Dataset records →
%%

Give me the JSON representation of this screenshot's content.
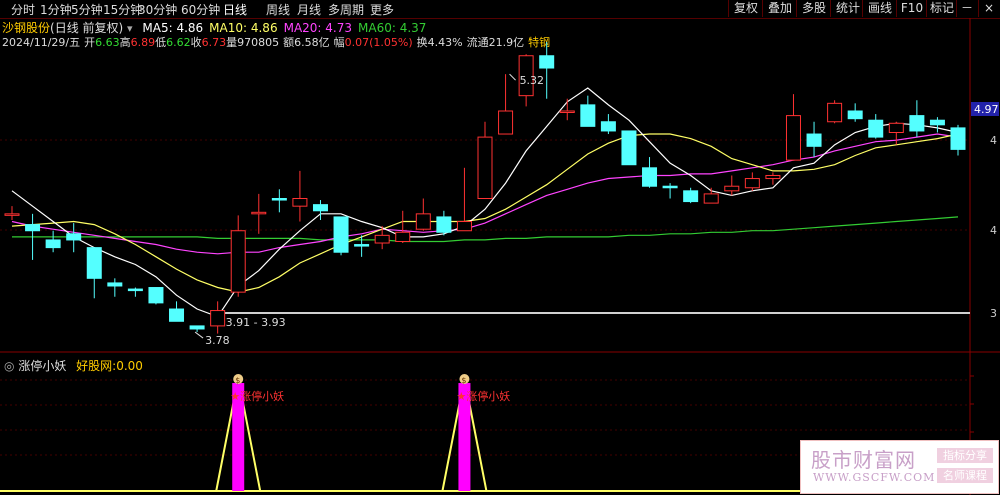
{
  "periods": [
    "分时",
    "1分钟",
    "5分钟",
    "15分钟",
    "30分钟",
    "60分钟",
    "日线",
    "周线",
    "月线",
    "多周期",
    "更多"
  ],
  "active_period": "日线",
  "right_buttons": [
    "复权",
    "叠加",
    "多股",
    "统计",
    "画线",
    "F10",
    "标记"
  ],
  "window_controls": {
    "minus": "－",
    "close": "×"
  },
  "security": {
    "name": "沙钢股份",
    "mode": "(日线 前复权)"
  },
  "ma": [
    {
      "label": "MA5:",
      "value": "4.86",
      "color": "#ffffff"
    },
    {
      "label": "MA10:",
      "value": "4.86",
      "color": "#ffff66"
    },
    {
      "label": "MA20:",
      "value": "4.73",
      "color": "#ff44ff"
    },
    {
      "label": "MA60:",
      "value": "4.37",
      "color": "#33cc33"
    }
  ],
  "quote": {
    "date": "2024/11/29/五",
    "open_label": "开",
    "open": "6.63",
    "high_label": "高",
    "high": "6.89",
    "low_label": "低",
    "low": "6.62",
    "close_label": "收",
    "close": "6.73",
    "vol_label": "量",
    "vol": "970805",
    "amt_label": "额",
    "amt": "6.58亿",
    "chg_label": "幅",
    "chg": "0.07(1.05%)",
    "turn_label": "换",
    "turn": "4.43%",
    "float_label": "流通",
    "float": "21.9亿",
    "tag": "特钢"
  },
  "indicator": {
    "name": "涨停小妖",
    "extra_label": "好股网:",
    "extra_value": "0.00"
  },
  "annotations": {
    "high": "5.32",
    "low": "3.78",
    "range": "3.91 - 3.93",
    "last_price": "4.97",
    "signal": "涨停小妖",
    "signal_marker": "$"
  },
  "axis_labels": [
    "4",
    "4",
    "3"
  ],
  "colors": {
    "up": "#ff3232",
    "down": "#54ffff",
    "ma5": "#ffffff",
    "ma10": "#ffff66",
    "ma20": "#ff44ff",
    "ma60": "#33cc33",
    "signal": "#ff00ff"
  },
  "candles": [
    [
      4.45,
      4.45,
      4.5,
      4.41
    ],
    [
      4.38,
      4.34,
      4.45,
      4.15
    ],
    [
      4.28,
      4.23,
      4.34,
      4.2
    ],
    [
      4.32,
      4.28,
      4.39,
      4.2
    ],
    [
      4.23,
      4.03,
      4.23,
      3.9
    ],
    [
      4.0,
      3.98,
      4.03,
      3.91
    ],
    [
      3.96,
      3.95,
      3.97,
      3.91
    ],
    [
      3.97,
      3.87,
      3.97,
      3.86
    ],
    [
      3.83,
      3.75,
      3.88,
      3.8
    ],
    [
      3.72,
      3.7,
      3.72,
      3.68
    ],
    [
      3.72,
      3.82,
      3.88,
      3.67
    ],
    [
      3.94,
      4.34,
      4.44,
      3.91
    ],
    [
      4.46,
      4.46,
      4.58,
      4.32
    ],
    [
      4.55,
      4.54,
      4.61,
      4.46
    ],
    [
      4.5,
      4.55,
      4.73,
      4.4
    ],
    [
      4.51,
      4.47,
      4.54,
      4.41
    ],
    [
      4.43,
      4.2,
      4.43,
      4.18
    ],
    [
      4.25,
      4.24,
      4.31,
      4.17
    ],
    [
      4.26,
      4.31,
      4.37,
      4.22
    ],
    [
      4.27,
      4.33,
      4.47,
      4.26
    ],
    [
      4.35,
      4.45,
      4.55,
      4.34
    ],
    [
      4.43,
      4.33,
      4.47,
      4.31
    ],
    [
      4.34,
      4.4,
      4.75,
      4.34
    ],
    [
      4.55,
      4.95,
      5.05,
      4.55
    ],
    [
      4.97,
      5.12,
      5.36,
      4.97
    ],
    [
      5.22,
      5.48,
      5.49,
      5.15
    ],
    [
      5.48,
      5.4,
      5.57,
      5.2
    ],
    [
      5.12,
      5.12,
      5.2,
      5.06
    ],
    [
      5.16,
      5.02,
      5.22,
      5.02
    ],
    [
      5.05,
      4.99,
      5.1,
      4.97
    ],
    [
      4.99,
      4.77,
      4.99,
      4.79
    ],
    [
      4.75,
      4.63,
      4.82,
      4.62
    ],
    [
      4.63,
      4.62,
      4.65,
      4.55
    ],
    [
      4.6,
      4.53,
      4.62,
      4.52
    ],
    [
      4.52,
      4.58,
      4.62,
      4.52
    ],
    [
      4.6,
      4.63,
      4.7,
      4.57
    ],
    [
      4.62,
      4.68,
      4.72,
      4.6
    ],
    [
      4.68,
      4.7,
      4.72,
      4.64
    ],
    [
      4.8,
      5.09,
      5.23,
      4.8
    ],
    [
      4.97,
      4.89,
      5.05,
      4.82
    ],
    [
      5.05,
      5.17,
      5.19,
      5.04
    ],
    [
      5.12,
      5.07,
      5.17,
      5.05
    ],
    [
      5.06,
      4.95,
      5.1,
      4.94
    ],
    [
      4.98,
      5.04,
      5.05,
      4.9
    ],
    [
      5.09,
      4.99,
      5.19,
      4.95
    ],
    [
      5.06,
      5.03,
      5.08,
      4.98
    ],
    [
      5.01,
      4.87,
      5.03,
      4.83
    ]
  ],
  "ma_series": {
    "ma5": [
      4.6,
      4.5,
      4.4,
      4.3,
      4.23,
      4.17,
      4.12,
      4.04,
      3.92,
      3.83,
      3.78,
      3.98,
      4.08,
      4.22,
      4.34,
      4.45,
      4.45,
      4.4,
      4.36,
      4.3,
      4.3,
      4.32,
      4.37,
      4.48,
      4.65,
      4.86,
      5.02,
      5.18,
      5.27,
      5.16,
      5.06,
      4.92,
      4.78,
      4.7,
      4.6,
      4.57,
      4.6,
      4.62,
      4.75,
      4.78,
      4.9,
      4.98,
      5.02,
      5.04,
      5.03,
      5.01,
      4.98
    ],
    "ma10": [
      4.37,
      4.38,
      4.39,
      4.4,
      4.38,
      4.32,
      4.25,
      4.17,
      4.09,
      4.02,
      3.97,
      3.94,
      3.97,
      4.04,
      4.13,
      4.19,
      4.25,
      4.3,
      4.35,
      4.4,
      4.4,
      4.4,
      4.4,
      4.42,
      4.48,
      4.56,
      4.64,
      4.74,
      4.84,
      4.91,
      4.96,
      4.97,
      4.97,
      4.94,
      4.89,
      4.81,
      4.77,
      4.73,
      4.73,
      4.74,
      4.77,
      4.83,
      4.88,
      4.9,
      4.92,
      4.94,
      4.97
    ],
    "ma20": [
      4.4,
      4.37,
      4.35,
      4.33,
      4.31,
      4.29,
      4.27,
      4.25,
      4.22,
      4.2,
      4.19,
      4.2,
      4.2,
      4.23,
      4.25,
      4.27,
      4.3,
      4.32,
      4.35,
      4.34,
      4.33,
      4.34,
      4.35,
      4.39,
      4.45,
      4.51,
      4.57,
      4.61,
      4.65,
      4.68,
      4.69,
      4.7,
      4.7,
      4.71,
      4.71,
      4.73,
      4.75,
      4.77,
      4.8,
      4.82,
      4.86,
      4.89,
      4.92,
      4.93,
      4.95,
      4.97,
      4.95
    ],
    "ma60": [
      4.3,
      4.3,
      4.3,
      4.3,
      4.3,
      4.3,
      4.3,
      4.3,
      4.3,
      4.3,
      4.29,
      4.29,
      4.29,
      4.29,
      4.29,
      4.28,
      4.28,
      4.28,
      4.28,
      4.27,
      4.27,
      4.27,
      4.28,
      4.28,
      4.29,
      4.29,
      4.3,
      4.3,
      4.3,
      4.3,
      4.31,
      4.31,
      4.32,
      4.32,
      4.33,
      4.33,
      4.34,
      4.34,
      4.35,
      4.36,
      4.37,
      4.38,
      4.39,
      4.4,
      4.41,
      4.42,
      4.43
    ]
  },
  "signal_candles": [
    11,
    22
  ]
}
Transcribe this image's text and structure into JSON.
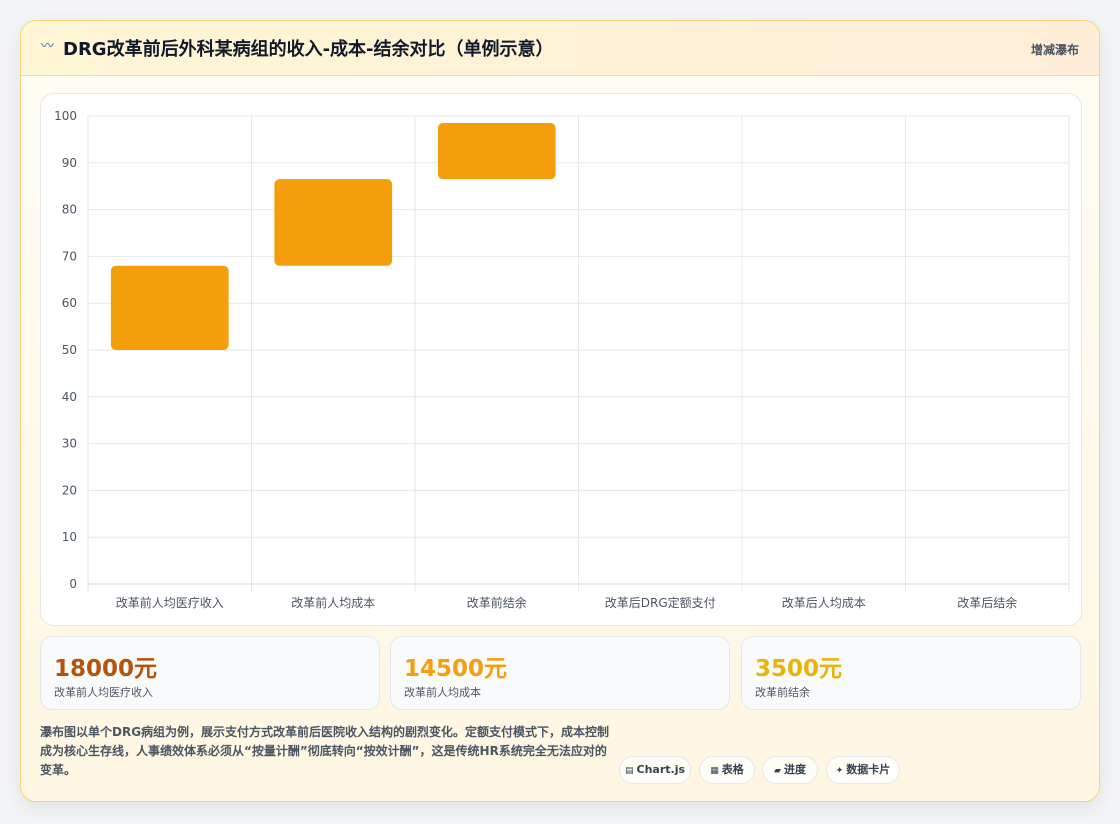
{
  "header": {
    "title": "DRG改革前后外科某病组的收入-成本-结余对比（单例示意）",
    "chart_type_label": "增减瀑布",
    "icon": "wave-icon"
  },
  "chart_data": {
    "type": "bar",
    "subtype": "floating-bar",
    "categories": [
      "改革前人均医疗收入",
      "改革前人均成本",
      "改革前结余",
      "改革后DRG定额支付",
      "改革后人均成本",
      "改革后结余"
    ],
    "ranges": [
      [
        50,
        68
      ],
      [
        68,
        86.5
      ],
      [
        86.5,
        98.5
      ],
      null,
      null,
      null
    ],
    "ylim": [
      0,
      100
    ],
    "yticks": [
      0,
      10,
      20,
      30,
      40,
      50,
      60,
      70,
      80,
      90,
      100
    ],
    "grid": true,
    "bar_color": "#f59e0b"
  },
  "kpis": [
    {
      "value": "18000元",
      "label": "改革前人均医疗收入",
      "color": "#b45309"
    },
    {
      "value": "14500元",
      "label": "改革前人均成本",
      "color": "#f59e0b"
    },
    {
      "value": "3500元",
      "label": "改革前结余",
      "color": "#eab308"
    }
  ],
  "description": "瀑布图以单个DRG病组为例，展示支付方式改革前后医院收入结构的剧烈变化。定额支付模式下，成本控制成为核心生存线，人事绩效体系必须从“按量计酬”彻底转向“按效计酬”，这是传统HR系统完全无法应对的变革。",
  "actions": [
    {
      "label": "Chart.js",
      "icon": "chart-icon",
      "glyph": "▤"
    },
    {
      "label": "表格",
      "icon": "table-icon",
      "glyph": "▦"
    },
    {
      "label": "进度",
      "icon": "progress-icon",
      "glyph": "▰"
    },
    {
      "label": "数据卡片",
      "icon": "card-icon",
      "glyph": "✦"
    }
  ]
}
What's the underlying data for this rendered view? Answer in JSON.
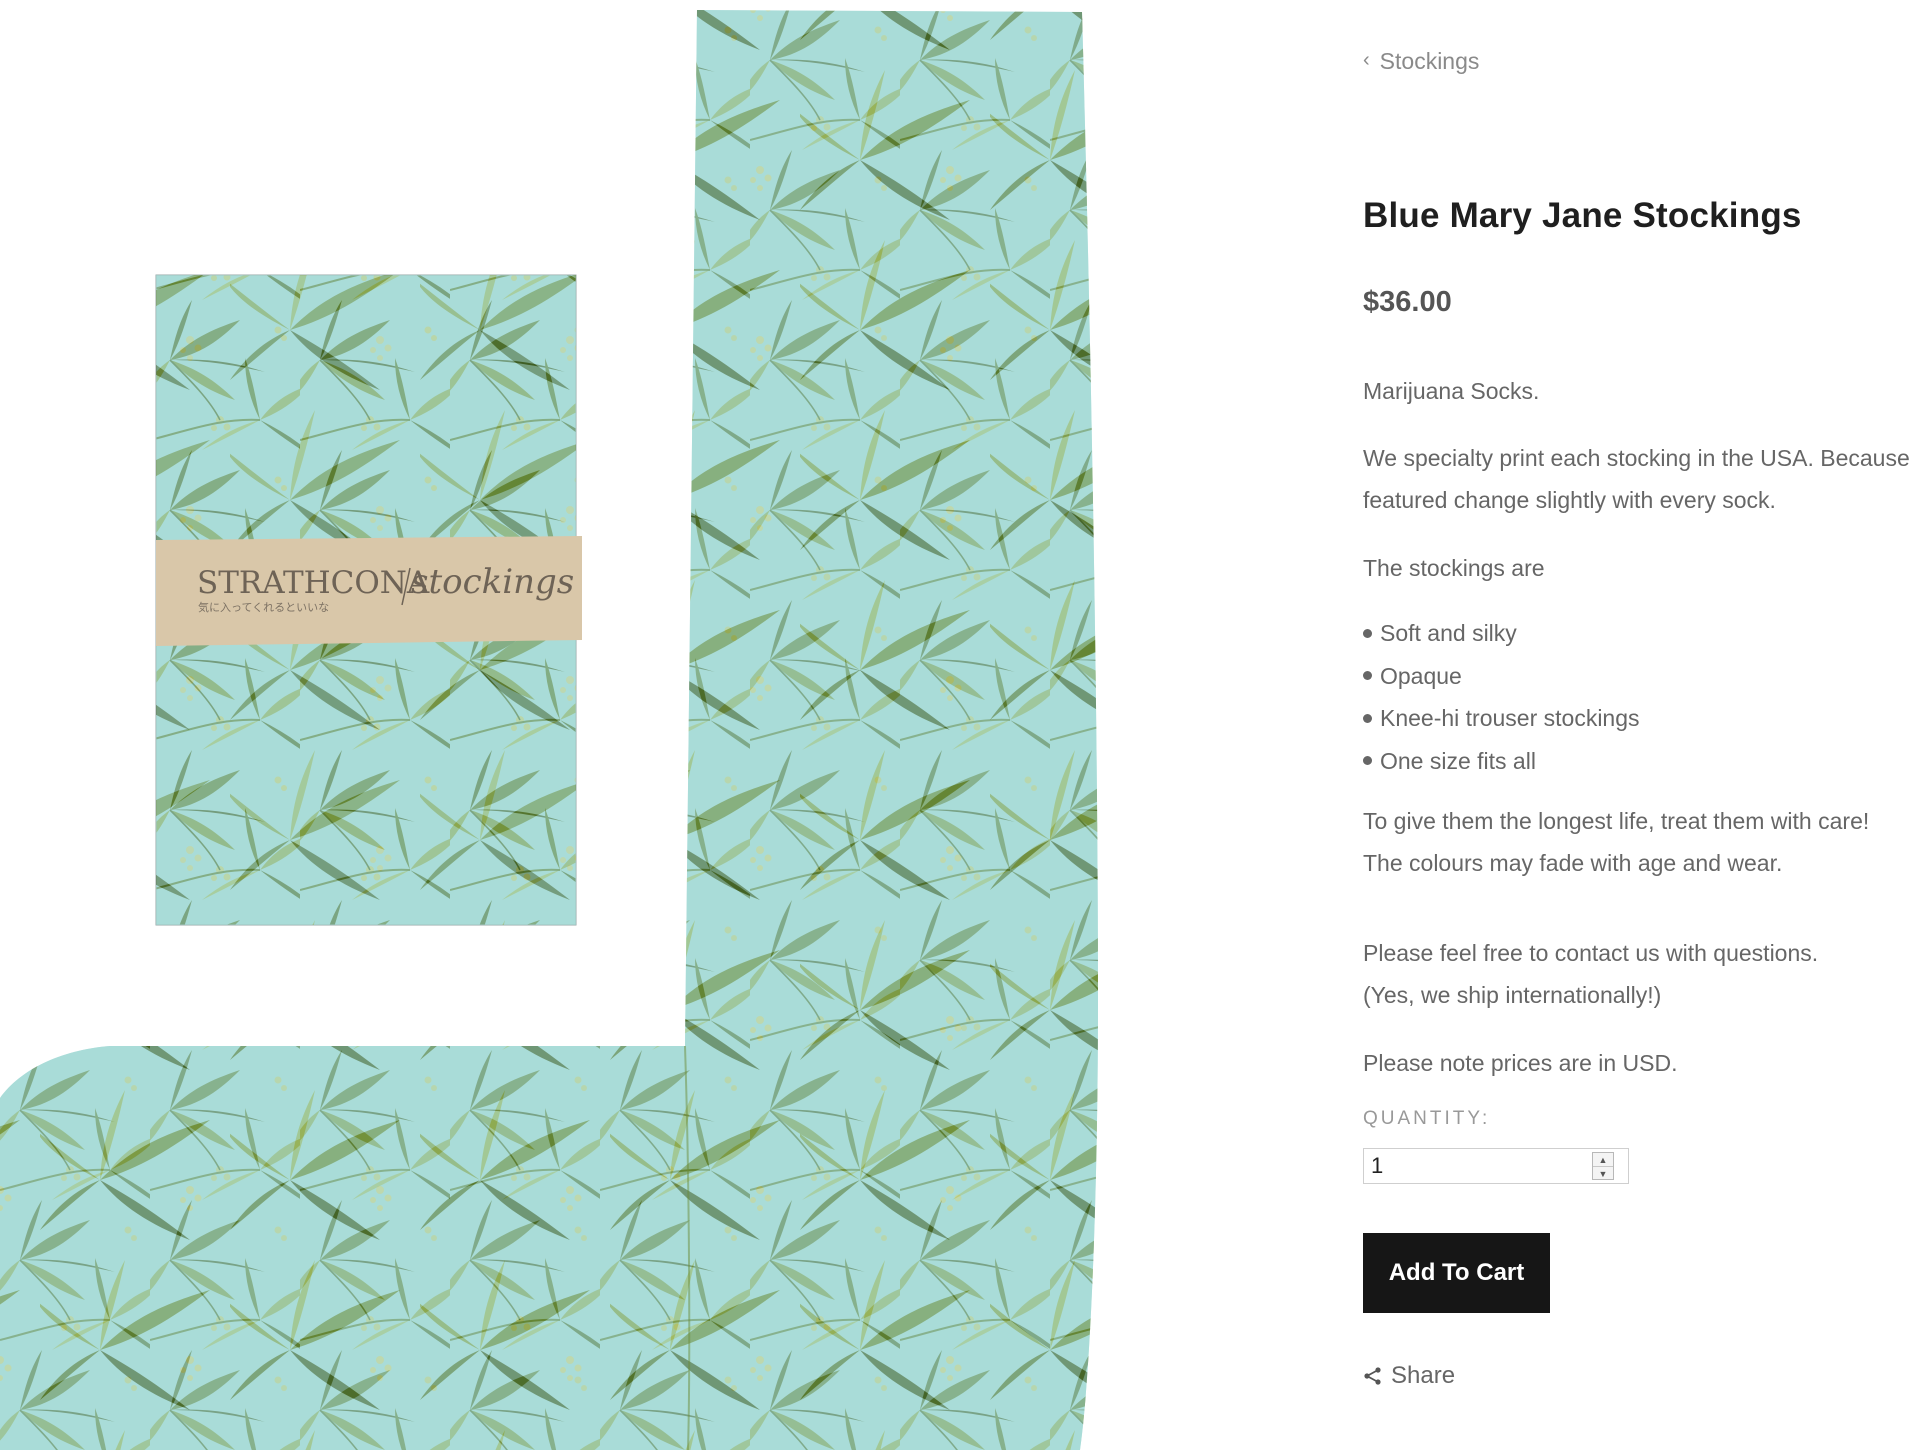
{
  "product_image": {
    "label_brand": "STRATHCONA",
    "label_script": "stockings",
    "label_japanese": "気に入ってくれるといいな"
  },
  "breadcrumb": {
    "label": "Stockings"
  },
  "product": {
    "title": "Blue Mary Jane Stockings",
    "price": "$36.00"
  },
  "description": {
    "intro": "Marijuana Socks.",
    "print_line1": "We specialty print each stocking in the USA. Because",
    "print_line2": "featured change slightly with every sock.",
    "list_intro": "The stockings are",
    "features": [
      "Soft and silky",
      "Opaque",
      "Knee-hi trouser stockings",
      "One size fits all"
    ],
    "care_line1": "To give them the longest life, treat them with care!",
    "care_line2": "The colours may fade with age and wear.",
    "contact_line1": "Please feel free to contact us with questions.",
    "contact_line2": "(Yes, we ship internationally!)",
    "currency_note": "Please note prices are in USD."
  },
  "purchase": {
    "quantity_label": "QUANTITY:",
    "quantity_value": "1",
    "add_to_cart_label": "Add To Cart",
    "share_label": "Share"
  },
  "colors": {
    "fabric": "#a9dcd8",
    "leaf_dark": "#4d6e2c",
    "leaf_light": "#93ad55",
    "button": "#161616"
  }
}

%%

Written instruction →
Quote exactly the lines from the line that contains "What's the underlying" through the last line of the listing, please, leaving out all pictures.

Task solution →
What's the underlying data for this rendered view? Answer in JSON.
{
  "product_image": {
    "label_brand": "STRATHCONA",
    "label_script": "stockings",
    "label_japanese": "気に入ってくれるといいな"
  },
  "breadcrumb": {
    "label": "Stockings"
  },
  "product": {
    "title": "Blue Mary Jane Stockings",
    "price": "$36.00"
  },
  "description": {
    "intro": "Marijuana Socks.",
    "print_line1": "We specialty print each stocking in the USA. Because",
    "print_line2": "featured change slightly with every sock.",
    "list_intro": "The stockings are",
    "features": [
      "Soft and silky",
      "Opaque",
      "Knee-hi trouser stockings",
      "One size fits all"
    ],
    "care_line1": "To give them the longest life, treat them with care!",
    "care_line2": "The colours may fade with age and wear.",
    "contact_line1": "Please feel free to contact us with questions.",
    "contact_line2": "(Yes, we ship internationally!)",
    "currency_note": "Please note prices are in USD."
  },
  "purchase": {
    "quantity_label": "QUANTITY:",
    "quantity_value": "1",
    "add_to_cart_label": "Add To Cart",
    "share_label": "Share"
  },
  "colors": {
    "fabric": "#a9dcd8",
    "leaf_dark": "#4d6e2c",
    "leaf_light": "#93ad55",
    "button": "#161616"
  }
}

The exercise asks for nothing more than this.